Your instructions:
Give the entries back exactly, dropping each image.

——

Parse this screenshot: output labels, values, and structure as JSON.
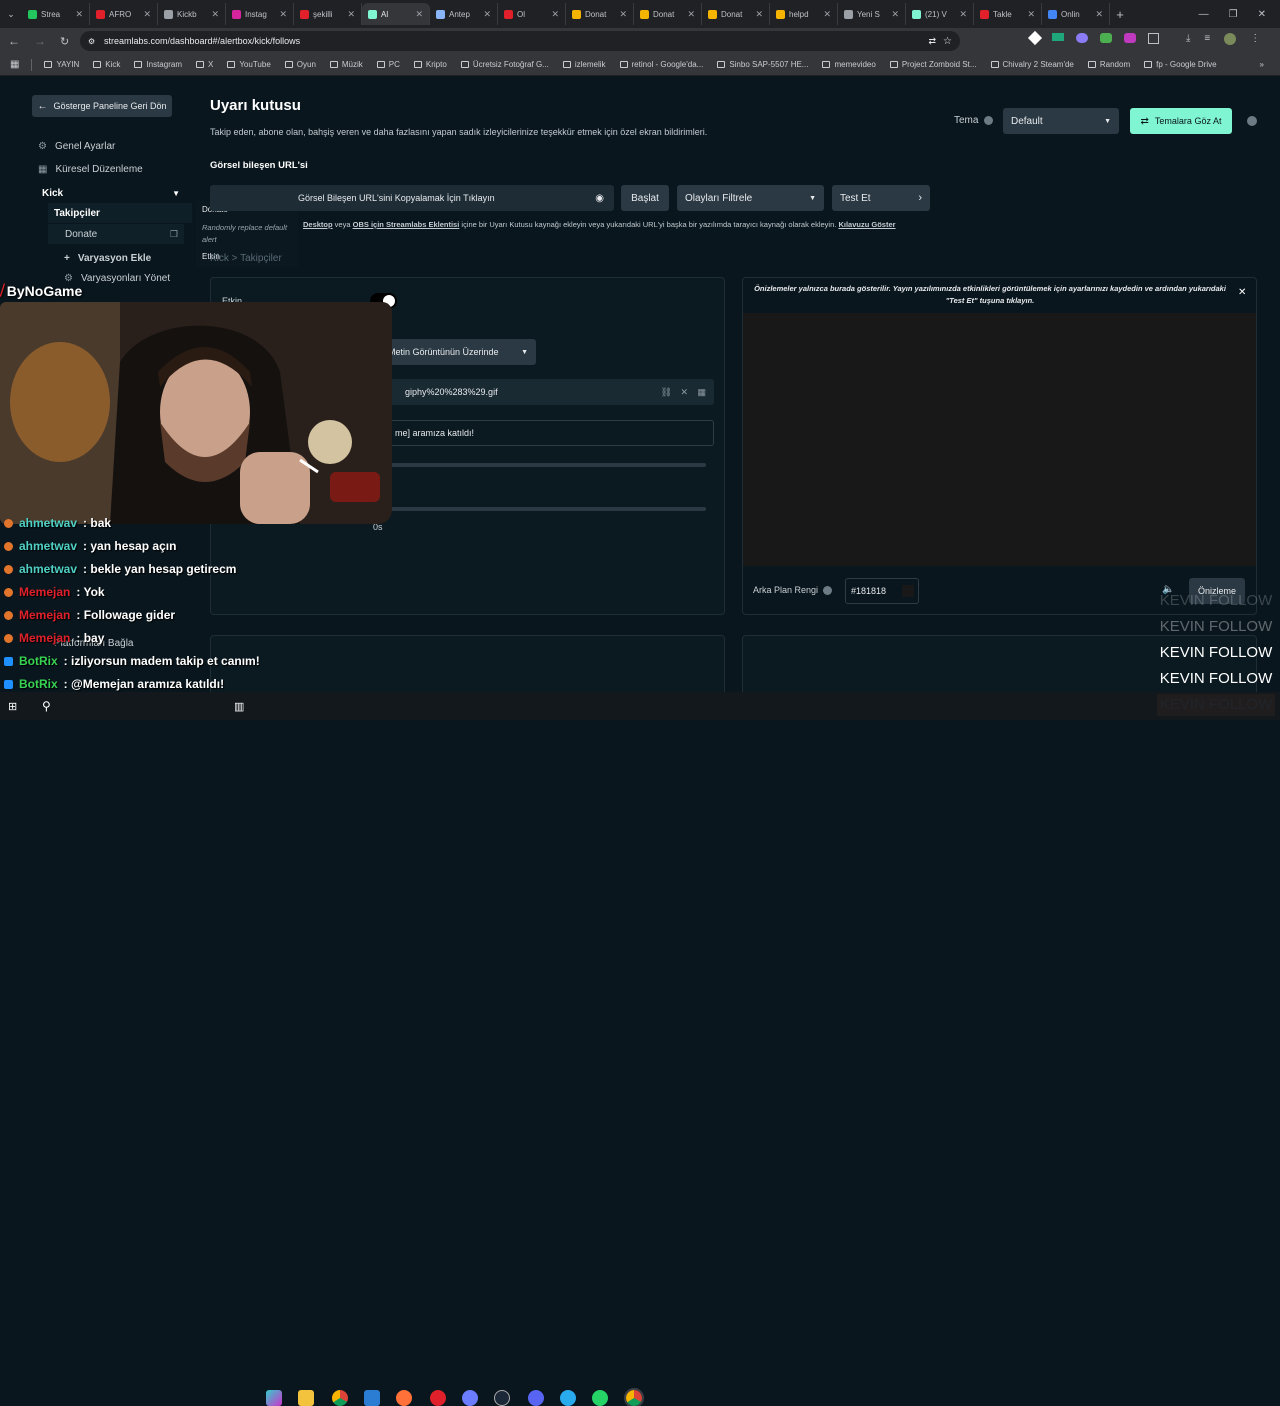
{
  "browser": {
    "tabs": [
      "Strea",
      "AFRO",
      "Kickb",
      "Instag",
      "şekilli",
      "Al",
      "Antep",
      "Ol",
      "Donat",
      "Donat",
      "Donat",
      "helpd",
      "Yeni S",
      "(21) V",
      "Takle",
      "Onlin"
    ],
    "new_tab": "+",
    "url": "streamlabs.com/dashboard#/alertbox/kick/follows",
    "bookmarks": [
      "YAYIN",
      "Kick",
      "Instagram",
      "X",
      "YouTube",
      "Oyun",
      "Müzik",
      "PC",
      "Kripto",
      "Ücretsiz Fotoğraf G...",
      "izlemelik",
      "retinol - Google'da...",
      "Sinbo SAP-5507 HE...",
      "memevideo",
      "Project Zomboid St...",
      "Chivalry 2 Steam'de",
      "Random",
      "fp - Google Drive"
    ]
  },
  "sidebar": {
    "back_button": "Gösterge Paneline Geri Dön",
    "items": [
      "Genel Ayarlar",
      "Küresel Düzenleme"
    ],
    "platform": "Kick",
    "sub_items": [
      "Takipçiler",
      "Donate"
    ],
    "add_variation": "Varyasyon Ekle",
    "manage_variations": "Varyasyonları Yönet",
    "bottom_item": "Platformları Bağla"
  },
  "popover": {
    "item1": "Donate",
    "desc": "Randomly replace default alert",
    "item2": "Etkin"
  },
  "header": {
    "title": "Uyarı kutusu",
    "subtitle": "Takip eden, abone olan, bahşiş veren ve daha fazlasını yapan sadık izleyicilerinize teşekkür etmek için özel ekran bildirimleri.",
    "theme_label": "Tema",
    "theme_value": "Default",
    "browse_themes": "Temalara Göz At"
  },
  "widget_url": {
    "label": "Görsel bileşen URL'si",
    "copy_text": "Görsel Bileşen URL'sini Kopyalamak İçin Tıklayın",
    "start": "Başlat",
    "filter": "Olayları Filtrele",
    "test": "Test Et",
    "help_prefix": "Desktop",
    "help_mid": " veya ",
    "help_link": "OBS için Streamlabs Eklentisi",
    "help_rest": " içine bir Uyarı Kutusu kaynağı ekleyin veya yukarıdaki URL'yi başka bir yazılımda tarayıcı kaynağı olarak ekleyin.",
    "guide_link": "Kılavuzu Göster"
  },
  "breadcrumb": "Kick > Takipçiler",
  "settings": {
    "enabled_label": "Etkin",
    "layout_value": "Metin Görüntünün Üzerinde",
    "file_name": "giphy%20%283%29.gif",
    "message_value": "me] aramıza katıldı!",
    "duration_value": "0s"
  },
  "preview": {
    "notice": "Önizlemeler yalnızca burada gösterilir. Yayın yazılımınızda etkinlikleri görüntülemek için ayarlarınızı kaydedin ve ardından yukarıdaki \"Test Et\" tuşuna tıklayın.",
    "bg_label": "Arka Plan Rengi",
    "bg_value": "#181818",
    "preview_button": "Önizleme"
  },
  "stream_overlay": {
    "logo": "ByNoGame",
    "chat": [
      {
        "user": "ahmetwav",
        "msg": ": bak",
        "color": "#4fd1c5"
      },
      {
        "user": "ahmetwav",
        "msg": ": yan hesap açın",
        "color": "#4fd1c5"
      },
      {
        "user": "ahmetwav",
        "msg": ": bekle yan hesap getirecm",
        "color": "#4fd1c5"
      },
      {
        "user": "Memejan",
        "msg": ": Yok",
        "color": "#e0202a"
      },
      {
        "user": "Memejan",
        "msg": ": Followage gider",
        "color": "#e0202a"
      },
      {
        "user": "Memejan",
        "msg": ": bay",
        "color": "#e0202a"
      },
      {
        "user": "BotRix",
        "msg": ": izliyorsun madem takip et canım!",
        "color": "#39d353"
      },
      {
        "user": "BotRix",
        "msg": ": @Memejan aramıza katıldı!",
        "color": "#39d353"
      }
    ],
    "kevin_follow": [
      "KEVIN FOLLOW",
      "KEVIN FOLLOW",
      "KEVIN FOLLOW",
      "KEVIN FOLLOW",
      "KEVIN FOLLOW"
    ]
  },
  "colors": {
    "accent": "#80f5d2",
    "page_bg": "#09161d",
    "kevin_orange": "#e8742a"
  }
}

——

Written solution:
Parse this screenshot: output labels, values, and structure as JSON.
{
  "browser": {
    "tabs": [
      "Strea",
      "AFRO",
      "Kickb",
      "Instag",
      "şekilli",
      "Al",
      "Antep",
      "Ol",
      "Donat",
      "Donat",
      "Donat",
      "helpd",
      "Yeni S",
      "(21) V",
      "Takle",
      "Onlin"
    ],
    "new_tab": "+",
    "url": "streamlabs.com/dashboard#/alertbox/kick/follows",
    "bookmarks": [
      "YAYIN",
      "Kick",
      "Instagram",
      "X",
      "YouTube",
      "Oyun",
      "Müzik",
      "PC",
      "Kripto",
      "Ücretsiz Fotoğraf G...",
      "izlemelik",
      "retinol - Google'da...",
      "Sinbo SAP-5507 HE...",
      "memevideo",
      "Project Zomboid St...",
      "Chivalry 2 Steam'de",
      "Random",
      "fp - Google Drive"
    ]
  },
  "sidebar": {
    "back_button": "Gösterge Paneline Geri Dön",
    "items": [
      "Genel Ayarlar",
      "Küresel Düzenleme"
    ],
    "platform": "Kick",
    "sub_items": [
      "Takipçiler",
      "Donate"
    ],
    "add_variation": "Varyasyon Ekle",
    "manage_variations": "Varyasyonları Yönet",
    "bottom_item": "Platformları Bağla"
  },
  "popover": {
    "item1": "Donate",
    "desc": "Randomly replace default alert",
    "item2": "Etkin"
  },
  "header": {
    "title": "Uyarı kutusu",
    "subtitle": "Takip eden, abone olan, bahşiş veren ve daha fazlasını yapan sadık izleyicilerinize teşekkür etmek için özel ekran bildirimleri.",
    "theme_label": "Tema",
    "theme_value": "Default",
    "browse_themes": "Temalara Göz At"
  },
  "widget_url": {
    "label": "Görsel bileşen URL'si",
    "copy_text": "Görsel Bileşen URL'sini Kopyalamak İçin Tıklayın",
    "start": "Başlat",
    "filter": "Olayları Filtrele",
    "test": "Test Et",
    "help_prefix": "Desktop",
    "help_mid": " veya ",
    "help_link": "OBS için Streamlabs Eklentisi",
    "help_rest": " içine bir Uyarı Kutusu kaynağı ekleyin veya yukarıdaki URL'yi başka bir yazılımda tarayıcı kaynağı olarak ekleyin.",
    "guide_link": "Kılavuzu Göster"
  },
  "breadcrumb": "Kick > Takipçiler",
  "settings": {
    "enabled_label": "Etkin",
    "layout_value": "Metin Görüntünün Üzerinde",
    "file_name": "giphy%20%283%29.gif",
    "message_value": "me] aramıza katıldı!",
    "duration_value": "0s"
  },
  "preview": {
    "notice": "Önizlemeler yalnızca burada gösterilir. Yayın yazılımınızda etkinlikleri görüntülemek için ayarlarınızı kaydedin ve ardından yukarıdaki \"Test Et\" tuşuna tıklayın.",
    "bg_label": "Arka Plan Rengi",
    "bg_value": "#181818",
    "preview_button": "Önizleme"
  },
  "stream_overlay": {
    "logo": "ByNoGame",
    "chat": [
      {
        "user": "ahmetwav",
        "msg": ": bak",
        "color": "#4fd1c5"
      },
      {
        "user": "ahmetwav",
        "msg": ": yan hesap açın",
        "color": "#4fd1c5"
      },
      {
        "user": "ahmetwav",
        "msg": ": bekle yan hesap getirecm",
        "color": "#4fd1c5"
      },
      {
        "user": "Memejan",
        "msg": ": Yok",
        "color": "#e0202a"
      },
      {
        "user": "Memejan",
        "msg": ": Followage gider",
        "color": "#e0202a"
      },
      {
        "user": "Memejan",
        "msg": ": bay",
        "color": "#e0202a"
      },
      {
        "user": "BotRix",
        "msg": ": izliyorsun madem takip et canım!",
        "color": "#39d353"
      },
      {
        "user": "BotRix",
        "msg": ": @Memejan aramıza katıldı!",
        "color": "#39d353"
      }
    ],
    "kevin_follow": [
      "KEVIN FOLLOW",
      "KEVIN FOLLOW",
      "KEVIN FOLLOW",
      "KEVIN FOLLOW",
      "KEVIN FOLLOW"
    ]
  },
  "colors": {
    "accent": "#80f5d2",
    "page_bg": "#09161d",
    "kevin_orange": "#e8742a"
  }
}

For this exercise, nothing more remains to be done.